» **Entries from a visual dataset**:

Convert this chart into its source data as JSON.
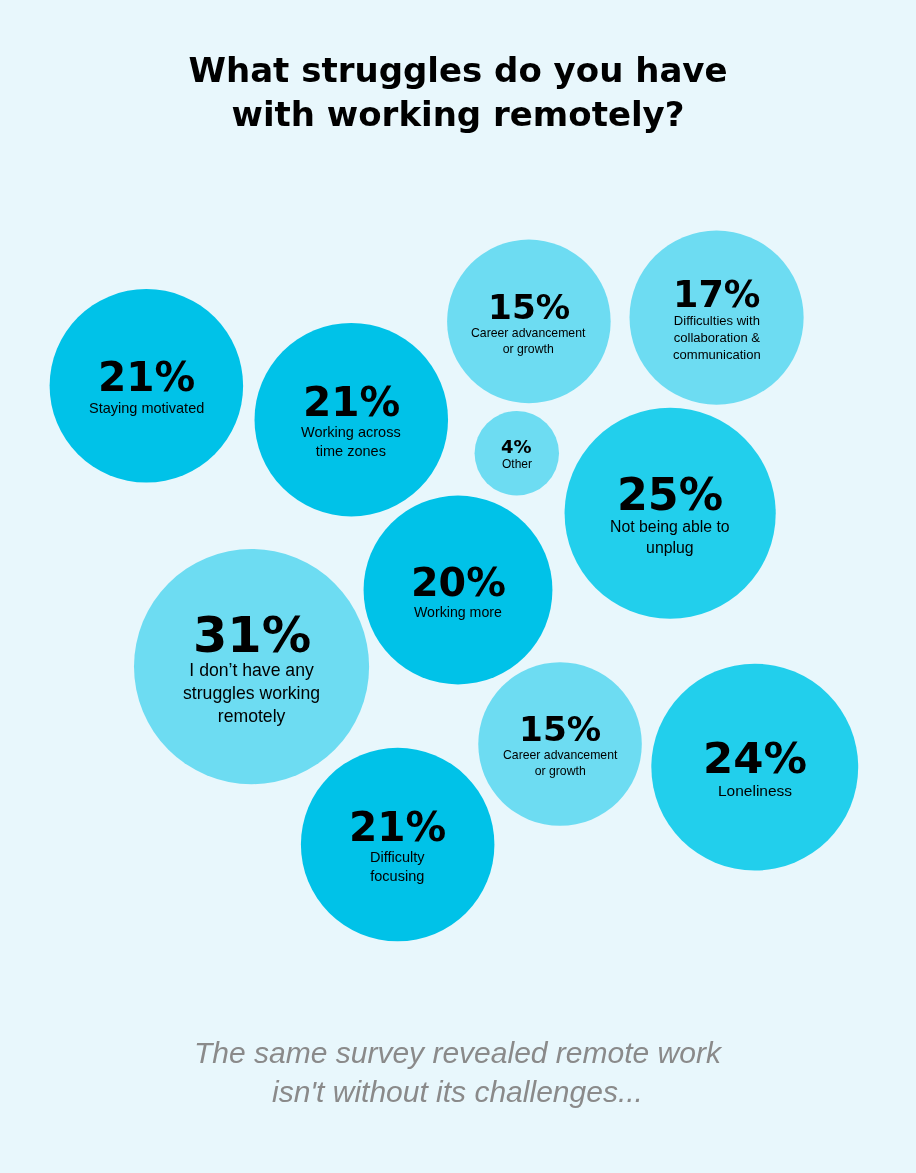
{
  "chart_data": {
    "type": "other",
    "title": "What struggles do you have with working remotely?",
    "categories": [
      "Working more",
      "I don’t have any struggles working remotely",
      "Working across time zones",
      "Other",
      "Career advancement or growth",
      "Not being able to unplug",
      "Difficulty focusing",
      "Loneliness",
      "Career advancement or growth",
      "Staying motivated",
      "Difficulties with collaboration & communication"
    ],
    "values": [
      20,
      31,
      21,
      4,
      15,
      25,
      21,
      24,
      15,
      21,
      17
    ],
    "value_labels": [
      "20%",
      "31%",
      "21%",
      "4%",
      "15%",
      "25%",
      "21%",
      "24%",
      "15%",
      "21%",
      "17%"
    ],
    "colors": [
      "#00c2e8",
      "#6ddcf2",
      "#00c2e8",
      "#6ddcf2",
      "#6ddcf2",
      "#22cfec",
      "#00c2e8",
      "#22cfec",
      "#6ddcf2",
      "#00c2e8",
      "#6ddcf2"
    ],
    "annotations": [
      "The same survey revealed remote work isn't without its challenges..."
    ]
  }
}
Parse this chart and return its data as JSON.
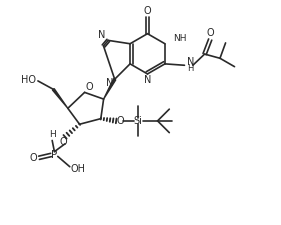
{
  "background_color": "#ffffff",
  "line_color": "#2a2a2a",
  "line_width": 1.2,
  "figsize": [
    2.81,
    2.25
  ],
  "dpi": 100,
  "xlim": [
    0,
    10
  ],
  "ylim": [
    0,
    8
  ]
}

» **DIRECTION**: Restate each entry word for word, leaving out any pictures.

» **TASK RESPONSE**:
Convert this chart into its source data as JSON.
{
  "chart_data": {
    "type": "other",
    "title": "What struggles do you have with working remotely?",
    "categories": [
      "Working more",
      "I don’t have any struggles working remotely",
      "Working across time zones",
      "Other",
      "Career advancement or growth",
      "Not being able to unplug",
      "Difficulty focusing",
      "Loneliness",
      "Career advancement or growth",
      "Staying motivated",
      "Difficulties with collaboration & communication"
    ],
    "values": [
      20,
      31,
      21,
      4,
      15,
      25,
      21,
      24,
      15,
      21,
      17
    ],
    "value_labels": [
      "20%",
      "31%",
      "21%",
      "4%",
      "15%",
      "25%",
      "21%",
      "24%",
      "15%",
      "21%",
      "17%"
    ],
    "colors": [
      "#00c2e8",
      "#6ddcf2",
      "#00c2e8",
      "#6ddcf2",
      "#6ddcf2",
      "#22cfec",
      "#00c2e8",
      "#22cfec",
      "#6ddcf2",
      "#00c2e8",
      "#6ddcf2"
    ],
    "annotations": [
      "The same survey revealed remote work isn't without its challenges..."
    ]
  }
}
Parse this chart and return its data as JSON.
{
  "background_color": "#ffffff",
  "line_color": "#2a2a2a",
  "line_width": 1.2,
  "figsize": [
    2.81,
    2.25
  ],
  "dpi": 100,
  "xlim": [
    0,
    10
  ],
  "ylim": [
    0,
    8
  ]
}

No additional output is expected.